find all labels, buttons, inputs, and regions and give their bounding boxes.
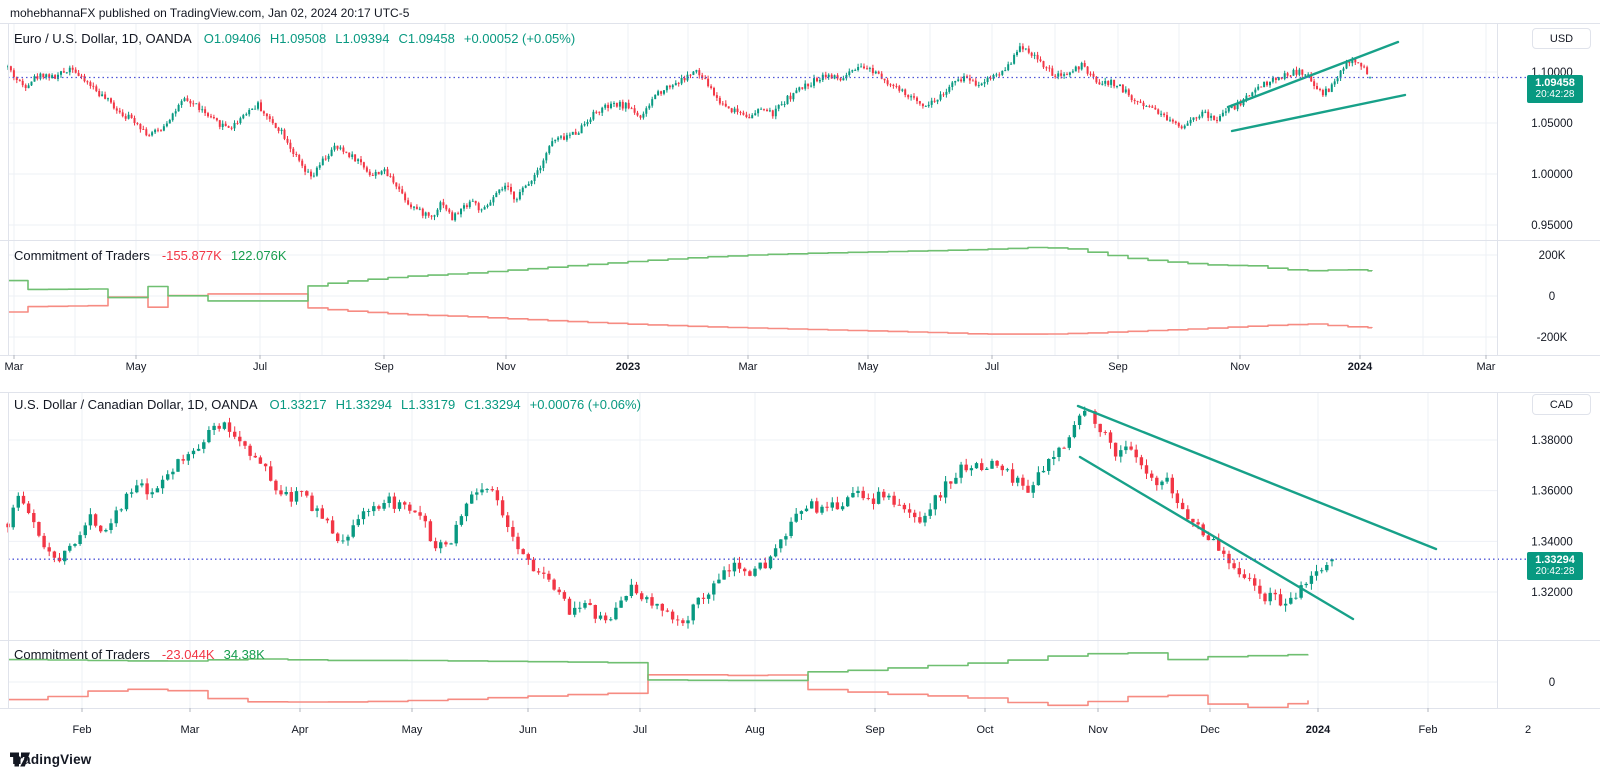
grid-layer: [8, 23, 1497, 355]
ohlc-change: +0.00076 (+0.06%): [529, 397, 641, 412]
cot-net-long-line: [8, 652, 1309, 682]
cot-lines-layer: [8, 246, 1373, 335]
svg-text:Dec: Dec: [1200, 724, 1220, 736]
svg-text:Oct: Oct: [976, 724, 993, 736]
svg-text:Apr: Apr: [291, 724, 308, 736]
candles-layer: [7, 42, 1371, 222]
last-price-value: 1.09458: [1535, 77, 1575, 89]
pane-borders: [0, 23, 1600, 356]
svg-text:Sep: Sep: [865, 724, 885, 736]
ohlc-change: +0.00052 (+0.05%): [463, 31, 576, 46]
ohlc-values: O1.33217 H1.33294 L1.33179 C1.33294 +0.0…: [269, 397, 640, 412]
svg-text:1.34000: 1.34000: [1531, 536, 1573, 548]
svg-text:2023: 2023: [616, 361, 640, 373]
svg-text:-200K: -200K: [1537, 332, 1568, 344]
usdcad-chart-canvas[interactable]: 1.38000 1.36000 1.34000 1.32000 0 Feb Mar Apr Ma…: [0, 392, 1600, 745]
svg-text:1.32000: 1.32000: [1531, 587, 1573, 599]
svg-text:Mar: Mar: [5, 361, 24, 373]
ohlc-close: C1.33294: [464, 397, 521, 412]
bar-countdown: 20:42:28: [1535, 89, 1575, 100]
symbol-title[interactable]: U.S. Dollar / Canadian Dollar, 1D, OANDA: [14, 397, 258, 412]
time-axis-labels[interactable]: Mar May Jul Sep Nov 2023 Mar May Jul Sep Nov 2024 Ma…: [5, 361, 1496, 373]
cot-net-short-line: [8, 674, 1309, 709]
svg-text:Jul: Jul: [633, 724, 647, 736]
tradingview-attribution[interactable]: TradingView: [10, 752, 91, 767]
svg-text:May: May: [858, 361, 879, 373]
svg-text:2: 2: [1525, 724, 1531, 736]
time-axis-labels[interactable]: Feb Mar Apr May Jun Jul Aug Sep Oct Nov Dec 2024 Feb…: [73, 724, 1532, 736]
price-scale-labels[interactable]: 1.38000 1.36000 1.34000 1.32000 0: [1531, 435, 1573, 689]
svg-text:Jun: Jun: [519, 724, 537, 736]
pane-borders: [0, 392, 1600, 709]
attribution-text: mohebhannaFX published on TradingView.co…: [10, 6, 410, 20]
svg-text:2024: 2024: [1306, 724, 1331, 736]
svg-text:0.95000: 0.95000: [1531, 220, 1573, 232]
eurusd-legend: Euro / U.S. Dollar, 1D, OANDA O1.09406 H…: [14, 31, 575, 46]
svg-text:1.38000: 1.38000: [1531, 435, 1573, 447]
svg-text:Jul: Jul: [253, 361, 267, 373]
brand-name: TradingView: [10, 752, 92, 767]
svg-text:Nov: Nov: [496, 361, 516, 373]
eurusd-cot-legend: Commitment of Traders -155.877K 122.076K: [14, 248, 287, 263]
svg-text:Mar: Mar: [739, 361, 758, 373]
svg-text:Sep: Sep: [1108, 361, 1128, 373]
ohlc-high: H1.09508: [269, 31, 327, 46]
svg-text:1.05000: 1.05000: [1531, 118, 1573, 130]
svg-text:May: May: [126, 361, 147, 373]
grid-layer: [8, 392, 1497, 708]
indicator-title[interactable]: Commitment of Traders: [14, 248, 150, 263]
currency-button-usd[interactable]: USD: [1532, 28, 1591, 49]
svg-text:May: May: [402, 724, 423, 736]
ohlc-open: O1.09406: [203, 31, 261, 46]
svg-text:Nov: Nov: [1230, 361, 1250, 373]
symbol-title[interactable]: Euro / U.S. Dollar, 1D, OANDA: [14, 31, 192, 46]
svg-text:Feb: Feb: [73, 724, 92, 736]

- _Goal_: Format the entries above as a Markdown table with two columns, Entry No. and Text, placing each nonblank line in its own numbered row. Omit the picture from the table.

- _The solution_:
| Entry No. | Text |
|---|---|
| 1 | find all labels, buttons, inputs, and regions and give their bounding boxes. |
| 2 | grid-layer: [8, 23, 1497, 355] |
| 3 | ohlc-change: +0.00076 (+0.06%): [529, 397, 641, 412] |
| 4 | cot-net-long-line: [8, 652, 1309, 682] |
| 5 | cot-lines-layer: [8, 246, 1373, 335] |
| 6 | svg-text:Dec: Dec: [1200, 724, 1220, 736] |
| 7 | svg-text:Oct: Oct: [976, 724, 993, 736] |
| 8 | svg-text:Apr: Apr: [291, 724, 308, 736] |
| 9 | candles-layer: [7, 42, 1371, 222] |
| 10 | last-price-value: 1.09458: [1535, 77, 1575, 89] |
| 11 | pane-borders: [0, 23, 1600, 356] |
| 12 | svg-text:Sep: Sep: [865, 724, 885, 736] |
| 13 | ohlc-change: +0.00052 (+0.05%): [463, 31, 576, 46] |
| 14 | ohlc-values: O1.33217 H1.33294 L1.33179 C1.33294 +0.0…: [269, 397, 640, 412] |
| 15 | svg-text:1.34000: 1.34000: [1531, 536, 1573, 548] |
| 16 | svg-text:2023: 2023: [616, 361, 640, 373] |
| 17 | svg-text:-200K: -200K: [1537, 332, 1568, 344] |
| 18 | usdcad-chart-canvas[interactable]: 1.38000 1.36000 1.34000 1.32000 0 Feb Mar Apr Ma…: [0, 392, 1600, 745] |
| 19 | svg-text:1.32000: 1.32000: [1531, 587, 1573, 599] |
| 20 | svg-text:Mar: Mar: [5, 361, 24, 373] |
| 21 | ohlc-close: C1.33294: [464, 397, 521, 412] |
| 22 | bar-countdown: 20:42:28: [1535, 89, 1575, 100] |
| 23 | symbol-title[interactable]: U.S. Dollar / Canadian Dollar, 1D, OANDA: [14, 397, 258, 412] |
| 24 | time-axis-labels[interactable]: Mar May Jul Sep Nov 2023 Mar May Jul Sep Nov 2024 Ma…: [5, 361, 1496, 373] |
| 25 | cot-net-short-line: [8, 674, 1309, 709] |
| 26 | svg-text:Jul: Jul: [633, 724, 647, 736] |
| 27 | tradingview-attribution[interactable]: TradingView: [10, 752, 91, 767] |
| 28 | svg-text:May: May: [858, 361, 879, 373] |
| 29 | svg-text:2: 2: [1525, 724, 1531, 736] |
| 30 | time-axis-labels[interactable]: Feb Mar Apr May Jun Jul Aug Sep Oct Nov Dec 2024 Feb…: [73, 724, 1532, 736] |
| 31 | price-scale-labels[interactable]: 1.38000 1.36000 1.34000 1.32000 0: [1531, 435, 1573, 689] |
| 32 | svg-text:Jun: Jun: [519, 724, 537, 736] |
| 33 | pane-borders: [0, 392, 1600, 709] |
| 34 | attribution-text: mohebhannaFX published on TradingView.co…: [10, 6, 410, 20] |
| 35 | svg-text:2024: 2024: [1306, 724, 1331, 736] |
| 36 | svg-text:0.95000: 0.95000: [1531, 220, 1573, 232] |
| 37 | eurusd-legend: Euro / U.S. Dollar, 1D, OANDA O1.09406 H…: [14, 31, 575, 46] |
| 38 | svg-text:1.38000: 1.38000: [1531, 435, 1573, 447] |
| 39 | svg-text:Jul: Jul: [253, 361, 267, 373] |
| 40 | brand-name: TradingView: [10, 752, 92, 767] |
| 41 | svg-text:Nov: Nov: [496, 361, 516, 373] |
| 42 | eurusd-cot-legend: Commitment of Traders -155.877K 122.076K: [14, 248, 287, 263] |
| 43 | svg-text:Mar: Mar: [739, 361, 758, 373] |
| 44 | svg-text:Sep: Sep: [1108, 361, 1128, 373] |
| 45 | ohlc-high: H1.09508: [269, 31, 327, 46] |
| 46 | svg-text:1.05000: 1.05000: [1531, 118, 1573, 130] |
| 47 | svg-text:May: May: [126, 361, 147, 373] |
| 48 | grid-layer: [8, 392, 1497, 708] |
| 49 | indicator-title[interactable]: Commitment of Traders: [14, 248, 150, 263] |
| 50 | currency-button-usd[interactable]: USD: [1532, 28, 1591, 49] |
| 51 | svg-text:May: May: [402, 724, 423, 736] |
| 52 | ohlc-open: O1.09406: [203, 31, 261, 46] |
| 53 | svg-text:Nov: Nov: [1230, 361, 1250, 373] |
| 54 | symbol-title[interactable]: Euro / U.S. Dollar, 1D, OANDA: [14, 31, 192, 46] |
| 55 | svg-text:Feb: Feb: [73, 724, 92, 736] |